## Records to use
>>>

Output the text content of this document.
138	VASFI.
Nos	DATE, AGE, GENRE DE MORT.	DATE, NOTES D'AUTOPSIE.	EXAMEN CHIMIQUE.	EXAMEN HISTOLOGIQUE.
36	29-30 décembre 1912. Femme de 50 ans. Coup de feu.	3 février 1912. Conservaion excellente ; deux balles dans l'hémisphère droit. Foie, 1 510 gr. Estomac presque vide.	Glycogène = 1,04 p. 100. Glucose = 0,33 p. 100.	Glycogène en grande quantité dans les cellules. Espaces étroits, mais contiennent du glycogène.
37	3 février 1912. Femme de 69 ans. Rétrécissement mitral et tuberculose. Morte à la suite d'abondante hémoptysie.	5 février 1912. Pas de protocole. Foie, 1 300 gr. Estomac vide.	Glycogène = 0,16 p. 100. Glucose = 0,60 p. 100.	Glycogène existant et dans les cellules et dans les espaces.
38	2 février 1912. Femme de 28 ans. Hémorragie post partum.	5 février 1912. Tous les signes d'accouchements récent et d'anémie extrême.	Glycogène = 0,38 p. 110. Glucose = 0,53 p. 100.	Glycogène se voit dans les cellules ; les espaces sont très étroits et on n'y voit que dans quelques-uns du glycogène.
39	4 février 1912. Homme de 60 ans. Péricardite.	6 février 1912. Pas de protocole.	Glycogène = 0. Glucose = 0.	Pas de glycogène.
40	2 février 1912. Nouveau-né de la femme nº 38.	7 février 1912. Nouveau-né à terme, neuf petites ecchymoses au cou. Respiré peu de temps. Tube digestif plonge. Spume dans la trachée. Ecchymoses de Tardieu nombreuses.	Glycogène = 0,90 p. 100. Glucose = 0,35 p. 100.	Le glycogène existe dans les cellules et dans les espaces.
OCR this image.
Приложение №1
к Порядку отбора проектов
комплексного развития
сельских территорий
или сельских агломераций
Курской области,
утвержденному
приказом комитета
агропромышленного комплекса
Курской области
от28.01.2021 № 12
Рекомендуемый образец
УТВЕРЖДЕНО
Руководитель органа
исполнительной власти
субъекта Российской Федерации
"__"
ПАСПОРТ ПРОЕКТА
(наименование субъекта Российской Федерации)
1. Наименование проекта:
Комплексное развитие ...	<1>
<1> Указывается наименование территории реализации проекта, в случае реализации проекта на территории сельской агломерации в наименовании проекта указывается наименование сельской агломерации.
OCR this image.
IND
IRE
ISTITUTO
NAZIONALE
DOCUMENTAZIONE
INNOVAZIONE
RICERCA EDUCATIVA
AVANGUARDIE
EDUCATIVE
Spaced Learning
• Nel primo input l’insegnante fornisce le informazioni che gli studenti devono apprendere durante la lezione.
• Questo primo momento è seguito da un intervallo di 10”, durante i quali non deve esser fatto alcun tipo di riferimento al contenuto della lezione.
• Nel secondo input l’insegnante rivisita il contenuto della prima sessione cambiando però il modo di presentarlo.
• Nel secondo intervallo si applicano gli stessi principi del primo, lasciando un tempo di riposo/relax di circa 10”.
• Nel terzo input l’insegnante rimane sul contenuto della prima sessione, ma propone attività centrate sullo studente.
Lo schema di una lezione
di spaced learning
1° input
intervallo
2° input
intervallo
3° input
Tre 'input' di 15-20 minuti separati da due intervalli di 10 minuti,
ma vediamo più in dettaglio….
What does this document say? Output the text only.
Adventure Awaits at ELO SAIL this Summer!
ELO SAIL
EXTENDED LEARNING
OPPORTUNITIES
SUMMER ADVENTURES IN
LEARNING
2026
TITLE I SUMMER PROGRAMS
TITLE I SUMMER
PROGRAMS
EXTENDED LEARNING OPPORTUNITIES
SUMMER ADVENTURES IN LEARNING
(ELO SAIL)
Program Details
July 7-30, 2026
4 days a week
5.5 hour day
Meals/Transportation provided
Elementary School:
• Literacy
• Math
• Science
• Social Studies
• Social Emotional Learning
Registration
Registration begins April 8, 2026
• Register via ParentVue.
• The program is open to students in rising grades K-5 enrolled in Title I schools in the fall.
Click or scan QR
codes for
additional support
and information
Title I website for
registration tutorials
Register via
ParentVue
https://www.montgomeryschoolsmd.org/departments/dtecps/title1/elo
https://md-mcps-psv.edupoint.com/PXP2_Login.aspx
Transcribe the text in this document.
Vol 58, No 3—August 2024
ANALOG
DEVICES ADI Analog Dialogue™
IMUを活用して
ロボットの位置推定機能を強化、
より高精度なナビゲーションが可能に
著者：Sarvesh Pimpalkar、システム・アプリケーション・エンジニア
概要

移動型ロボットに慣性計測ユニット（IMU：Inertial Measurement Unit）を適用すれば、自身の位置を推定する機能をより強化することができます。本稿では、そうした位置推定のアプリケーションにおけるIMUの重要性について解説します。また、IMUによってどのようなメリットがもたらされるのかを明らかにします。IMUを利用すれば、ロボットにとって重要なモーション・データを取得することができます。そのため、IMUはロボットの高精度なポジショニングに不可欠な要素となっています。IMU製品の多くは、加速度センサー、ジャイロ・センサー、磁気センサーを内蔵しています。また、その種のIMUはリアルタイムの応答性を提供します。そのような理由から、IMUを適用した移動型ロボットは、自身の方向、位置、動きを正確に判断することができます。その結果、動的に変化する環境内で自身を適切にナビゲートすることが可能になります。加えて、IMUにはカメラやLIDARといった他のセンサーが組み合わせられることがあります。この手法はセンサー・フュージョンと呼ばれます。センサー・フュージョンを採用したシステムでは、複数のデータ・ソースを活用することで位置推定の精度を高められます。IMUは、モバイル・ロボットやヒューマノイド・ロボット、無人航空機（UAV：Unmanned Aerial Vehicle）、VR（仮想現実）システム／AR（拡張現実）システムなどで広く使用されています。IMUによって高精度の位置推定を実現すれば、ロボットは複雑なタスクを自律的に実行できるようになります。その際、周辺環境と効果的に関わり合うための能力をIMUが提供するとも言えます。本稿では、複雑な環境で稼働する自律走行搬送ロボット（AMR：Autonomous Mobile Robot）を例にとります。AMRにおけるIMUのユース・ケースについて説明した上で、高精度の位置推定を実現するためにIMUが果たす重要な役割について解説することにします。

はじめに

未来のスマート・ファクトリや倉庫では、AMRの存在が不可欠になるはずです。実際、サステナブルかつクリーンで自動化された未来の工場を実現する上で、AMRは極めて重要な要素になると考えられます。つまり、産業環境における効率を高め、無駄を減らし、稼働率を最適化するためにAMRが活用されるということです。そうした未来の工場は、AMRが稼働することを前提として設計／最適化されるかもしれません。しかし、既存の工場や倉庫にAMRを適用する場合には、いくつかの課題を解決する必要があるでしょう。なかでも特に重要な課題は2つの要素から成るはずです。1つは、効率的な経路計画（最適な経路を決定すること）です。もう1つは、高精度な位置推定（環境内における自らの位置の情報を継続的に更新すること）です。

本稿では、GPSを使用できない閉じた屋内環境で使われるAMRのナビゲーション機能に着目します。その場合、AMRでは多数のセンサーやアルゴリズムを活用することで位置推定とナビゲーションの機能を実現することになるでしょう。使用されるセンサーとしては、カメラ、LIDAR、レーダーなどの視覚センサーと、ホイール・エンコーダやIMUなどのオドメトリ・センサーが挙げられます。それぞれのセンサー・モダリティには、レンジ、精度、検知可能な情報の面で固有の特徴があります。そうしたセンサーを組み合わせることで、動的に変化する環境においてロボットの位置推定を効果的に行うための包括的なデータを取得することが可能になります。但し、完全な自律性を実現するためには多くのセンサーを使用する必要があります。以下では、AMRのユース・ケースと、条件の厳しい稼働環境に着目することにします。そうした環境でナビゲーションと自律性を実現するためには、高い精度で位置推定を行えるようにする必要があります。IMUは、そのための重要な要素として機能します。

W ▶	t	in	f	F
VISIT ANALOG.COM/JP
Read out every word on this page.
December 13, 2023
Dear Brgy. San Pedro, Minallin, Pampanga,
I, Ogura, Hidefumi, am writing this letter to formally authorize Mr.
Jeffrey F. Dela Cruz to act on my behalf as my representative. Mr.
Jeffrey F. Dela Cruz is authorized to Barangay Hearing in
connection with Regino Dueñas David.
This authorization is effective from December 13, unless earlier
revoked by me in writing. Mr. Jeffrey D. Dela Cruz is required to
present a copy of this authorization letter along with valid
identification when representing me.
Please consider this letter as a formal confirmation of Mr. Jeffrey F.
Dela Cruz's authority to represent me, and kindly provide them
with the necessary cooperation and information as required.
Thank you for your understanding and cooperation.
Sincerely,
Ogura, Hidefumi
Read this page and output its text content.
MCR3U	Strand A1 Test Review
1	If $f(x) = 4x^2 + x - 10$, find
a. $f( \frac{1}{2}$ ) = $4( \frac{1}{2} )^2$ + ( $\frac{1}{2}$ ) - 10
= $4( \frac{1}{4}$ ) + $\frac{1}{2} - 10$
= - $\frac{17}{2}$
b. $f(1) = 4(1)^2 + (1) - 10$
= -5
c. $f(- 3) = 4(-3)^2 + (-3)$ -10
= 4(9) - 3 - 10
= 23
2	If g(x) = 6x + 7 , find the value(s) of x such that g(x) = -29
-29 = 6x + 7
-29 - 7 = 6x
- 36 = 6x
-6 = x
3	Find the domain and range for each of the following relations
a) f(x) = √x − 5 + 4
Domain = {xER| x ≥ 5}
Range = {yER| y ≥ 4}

<<<

## Given task
Gather all lines of the records that include the word "content".

## Task solution
Output the text content of this document.
Read this page and output its text content.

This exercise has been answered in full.